-- BEGIN Working data --

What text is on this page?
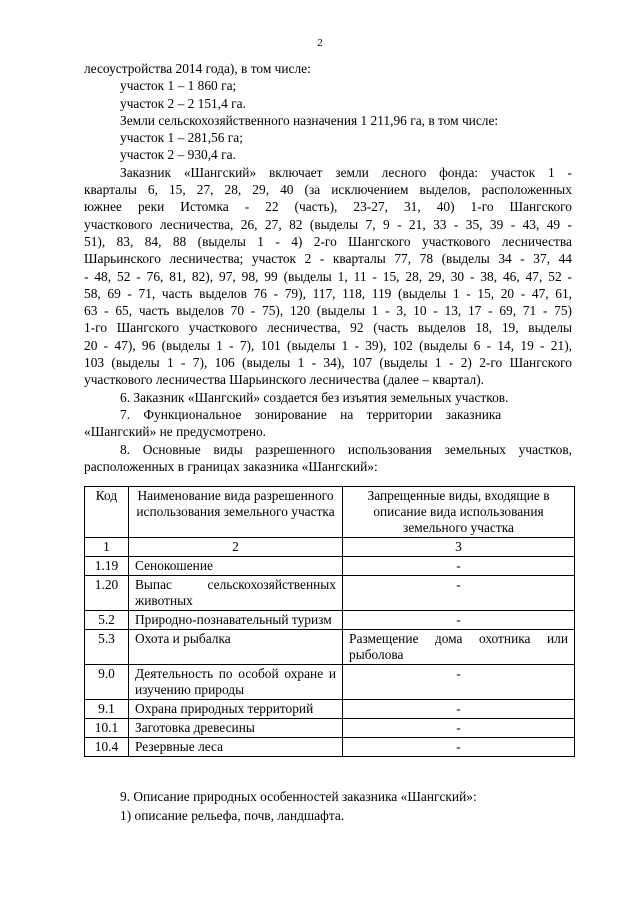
2

лесоустройства 2014 года), в том числе:

участок 1 – 1 860 га;

участок 2 – 2 151,4 га.

Земли сельскохозяйственного назначения 1 211,96 га, в том числе:

участок 1 – 281,56 га;

участок 2 – 930,4 га.

Заказник «Шангский» включает земли лесного фонда: участок 1 -
кварталы 6, 15, 27, 28, 29, 40 (за исключением выделов, расположенных
южнее реки Истомка - 22 (часть), 23-27, 31, 40) 1-го Шангского
участкового лесничества, 26, 27, 82 (выделы 7, 9 - 21, 33 - 35, 39 - 43, 49 -
51), 83, 84, 88 (выделы 1 - 4) 2-го Шангского участкового лесничества
Шарьинского лесничества; участок 2 - кварталы 77, 78 (выделы 34 - 37, 44
- 48, 52 - 76, 81, 82), 97, 98, 99 (выделы 1, 11 - 15, 28, 29, 30 - 38, 46, 47, 52 -
58, 69 - 71, часть выделов 76 - 79), 117, 118, 119 (выделы 1 - 15, 20 - 47, 61,
63 - 65, часть выделов 70 - 75), 120 (выделы 1 - 3, 10 - 13, 17 - 69, 71 - 75)
1-го Шангского участкового лесничества, 92 (часть выделов 18, 19, выделы
20 - 47), 96 (выделы 1 - 7), 101 (выделы 1 - 39), 102 (выделы 6 - 14, 19 - 21),
103 (выделы 1 - 7), 106 (выделы 1 - 34), 107 (выделы 1 - 2) 2-го Шангского
участкового лесничества Шарьинского лесничества (далее – квартал).

6. Заказник «Шангский» создается без изъятия земельных участков.

7.    Функциональное    зонирование    на    территории    заказника
«Шангский» не предусмотрено.
8. Основные виды разрешенного использования земельных участков,
расположенных в границах заказника «Шангский»:
Код	Наименование вида разрешенного использования земельного участка	Запрещенные виды, входящие в описание вида использования земельного участка
1	2	3
1.19	Сенокошение	-
1.20	Выпас сельскохозяйственных животных	-
5.2	Природно-познавательный туризм	-
5.3	Охота и рыбалка	Размещение дома охотника или рыболова
9.0	Деятельность по особой охране и изучению природы	-
9.1	Охрана природных территорий	-
10.1	Заготовка древесины	-
10.4	Резервные леса	-

9. Описание природных особенностей заказника «Шангский»:

1) описание рельефа, почв, ландшафта.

-- END Working data --

What the exercise asks -> Track down the lines that include the word "виды" and copy them.

Answer to this exercise ->
8. Основные виды разрешенного использования земельных участков,
Код	Наименование вида разрешенного использования земельного участка	Запрещенные виды, входящие в описание вида использования земельного участка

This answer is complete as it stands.